■ Exercise aim
Give every line from the entries that contains "punti".

Source records
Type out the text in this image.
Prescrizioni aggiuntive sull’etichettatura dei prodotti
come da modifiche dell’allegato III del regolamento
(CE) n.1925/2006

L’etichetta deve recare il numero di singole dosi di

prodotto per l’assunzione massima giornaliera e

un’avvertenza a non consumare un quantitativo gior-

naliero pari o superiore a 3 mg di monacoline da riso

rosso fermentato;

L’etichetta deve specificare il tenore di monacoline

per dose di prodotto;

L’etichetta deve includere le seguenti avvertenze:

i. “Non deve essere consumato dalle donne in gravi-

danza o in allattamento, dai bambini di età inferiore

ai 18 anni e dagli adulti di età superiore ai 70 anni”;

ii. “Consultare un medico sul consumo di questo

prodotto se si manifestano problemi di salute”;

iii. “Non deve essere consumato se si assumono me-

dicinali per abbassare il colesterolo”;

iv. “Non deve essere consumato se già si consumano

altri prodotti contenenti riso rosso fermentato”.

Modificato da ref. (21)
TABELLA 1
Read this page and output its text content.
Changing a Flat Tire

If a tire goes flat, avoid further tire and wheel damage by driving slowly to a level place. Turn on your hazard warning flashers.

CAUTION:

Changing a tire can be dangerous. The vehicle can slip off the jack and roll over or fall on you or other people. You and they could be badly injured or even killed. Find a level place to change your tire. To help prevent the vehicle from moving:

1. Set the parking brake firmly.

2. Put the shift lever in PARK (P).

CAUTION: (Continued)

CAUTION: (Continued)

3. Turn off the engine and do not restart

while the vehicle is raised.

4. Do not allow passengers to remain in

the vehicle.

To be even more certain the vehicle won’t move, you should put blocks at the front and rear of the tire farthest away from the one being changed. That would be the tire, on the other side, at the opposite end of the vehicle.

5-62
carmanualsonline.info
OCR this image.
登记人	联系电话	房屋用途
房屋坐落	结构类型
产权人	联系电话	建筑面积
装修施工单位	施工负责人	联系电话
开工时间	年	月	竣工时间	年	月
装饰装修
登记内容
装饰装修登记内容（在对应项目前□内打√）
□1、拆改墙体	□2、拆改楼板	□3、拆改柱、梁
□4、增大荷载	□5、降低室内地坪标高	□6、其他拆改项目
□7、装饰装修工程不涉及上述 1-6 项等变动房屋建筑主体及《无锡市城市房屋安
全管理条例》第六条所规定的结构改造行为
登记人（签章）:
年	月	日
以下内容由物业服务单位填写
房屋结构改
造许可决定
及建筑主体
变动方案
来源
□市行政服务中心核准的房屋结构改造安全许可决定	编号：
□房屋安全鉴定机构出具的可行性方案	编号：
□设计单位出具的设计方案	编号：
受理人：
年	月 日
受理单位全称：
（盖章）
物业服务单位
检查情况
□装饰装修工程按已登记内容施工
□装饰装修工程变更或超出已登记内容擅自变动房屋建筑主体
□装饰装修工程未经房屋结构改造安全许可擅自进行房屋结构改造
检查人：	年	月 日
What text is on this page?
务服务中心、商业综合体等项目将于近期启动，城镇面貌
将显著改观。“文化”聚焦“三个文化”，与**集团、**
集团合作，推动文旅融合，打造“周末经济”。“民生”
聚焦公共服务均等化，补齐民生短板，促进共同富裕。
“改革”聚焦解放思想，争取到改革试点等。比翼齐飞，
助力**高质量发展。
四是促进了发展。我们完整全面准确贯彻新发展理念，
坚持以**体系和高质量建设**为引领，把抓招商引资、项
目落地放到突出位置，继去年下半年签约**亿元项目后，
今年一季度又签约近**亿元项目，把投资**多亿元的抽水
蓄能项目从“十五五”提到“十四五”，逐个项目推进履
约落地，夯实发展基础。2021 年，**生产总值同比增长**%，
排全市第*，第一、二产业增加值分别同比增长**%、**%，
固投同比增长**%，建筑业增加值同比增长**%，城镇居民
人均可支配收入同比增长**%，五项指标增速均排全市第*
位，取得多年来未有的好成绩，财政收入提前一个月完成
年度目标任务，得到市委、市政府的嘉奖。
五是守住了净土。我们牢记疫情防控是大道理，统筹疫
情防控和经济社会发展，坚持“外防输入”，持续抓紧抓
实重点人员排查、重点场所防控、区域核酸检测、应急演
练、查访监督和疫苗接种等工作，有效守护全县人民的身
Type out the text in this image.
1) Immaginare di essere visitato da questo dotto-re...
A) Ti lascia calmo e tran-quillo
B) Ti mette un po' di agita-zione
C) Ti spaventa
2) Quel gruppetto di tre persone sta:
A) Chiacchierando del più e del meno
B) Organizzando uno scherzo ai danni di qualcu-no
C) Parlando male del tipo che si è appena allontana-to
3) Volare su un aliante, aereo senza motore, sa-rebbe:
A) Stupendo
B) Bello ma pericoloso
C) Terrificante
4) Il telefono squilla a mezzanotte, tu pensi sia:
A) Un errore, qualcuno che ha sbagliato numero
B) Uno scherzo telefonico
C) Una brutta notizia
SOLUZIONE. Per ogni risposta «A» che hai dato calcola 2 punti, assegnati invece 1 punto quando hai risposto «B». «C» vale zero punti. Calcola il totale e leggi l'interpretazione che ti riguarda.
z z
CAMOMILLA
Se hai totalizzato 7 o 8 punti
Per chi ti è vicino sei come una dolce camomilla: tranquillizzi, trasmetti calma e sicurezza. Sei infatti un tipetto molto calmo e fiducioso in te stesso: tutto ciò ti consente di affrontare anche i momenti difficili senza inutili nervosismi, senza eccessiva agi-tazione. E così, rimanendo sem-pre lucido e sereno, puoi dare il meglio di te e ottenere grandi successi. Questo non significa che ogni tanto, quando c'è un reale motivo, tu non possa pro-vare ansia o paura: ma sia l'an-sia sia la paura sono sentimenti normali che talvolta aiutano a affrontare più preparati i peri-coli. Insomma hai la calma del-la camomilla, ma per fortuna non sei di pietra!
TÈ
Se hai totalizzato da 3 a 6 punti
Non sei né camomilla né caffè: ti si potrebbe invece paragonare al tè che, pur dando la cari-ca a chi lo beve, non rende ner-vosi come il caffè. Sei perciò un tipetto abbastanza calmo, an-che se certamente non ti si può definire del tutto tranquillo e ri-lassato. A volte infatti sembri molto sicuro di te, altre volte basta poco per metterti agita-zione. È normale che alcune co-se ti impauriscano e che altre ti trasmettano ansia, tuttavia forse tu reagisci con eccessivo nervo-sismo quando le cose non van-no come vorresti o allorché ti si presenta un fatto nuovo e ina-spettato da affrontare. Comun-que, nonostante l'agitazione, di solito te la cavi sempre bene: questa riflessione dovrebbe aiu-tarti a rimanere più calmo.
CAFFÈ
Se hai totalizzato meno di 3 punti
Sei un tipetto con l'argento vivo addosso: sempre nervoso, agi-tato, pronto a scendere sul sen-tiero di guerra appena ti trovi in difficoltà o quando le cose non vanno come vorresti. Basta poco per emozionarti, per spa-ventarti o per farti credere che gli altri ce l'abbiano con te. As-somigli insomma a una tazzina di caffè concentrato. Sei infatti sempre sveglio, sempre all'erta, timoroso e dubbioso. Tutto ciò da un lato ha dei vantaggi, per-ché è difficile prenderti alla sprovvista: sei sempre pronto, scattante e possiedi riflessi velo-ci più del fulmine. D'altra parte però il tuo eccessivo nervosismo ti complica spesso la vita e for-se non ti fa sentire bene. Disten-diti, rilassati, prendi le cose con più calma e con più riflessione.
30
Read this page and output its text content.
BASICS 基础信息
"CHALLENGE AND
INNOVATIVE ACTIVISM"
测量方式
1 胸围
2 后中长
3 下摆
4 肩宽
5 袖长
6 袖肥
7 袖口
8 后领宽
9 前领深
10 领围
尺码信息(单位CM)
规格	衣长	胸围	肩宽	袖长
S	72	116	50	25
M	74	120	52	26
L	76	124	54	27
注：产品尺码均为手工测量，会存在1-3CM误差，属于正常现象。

■ Answer for this exercise
SOLUZIONE. Per ogni risposta «A» che hai dato calcola 2 punti, assegnati invece 1 punto quando hai risposto «B». «C» vale zero punti. Calcola il totale e leggi l'interpretazione che ti riguarda.
Se hai totalizzato 7 o 8 punti
Se hai totalizzato da 3 a 6 punti
Se hai totalizzato meno di 3 punti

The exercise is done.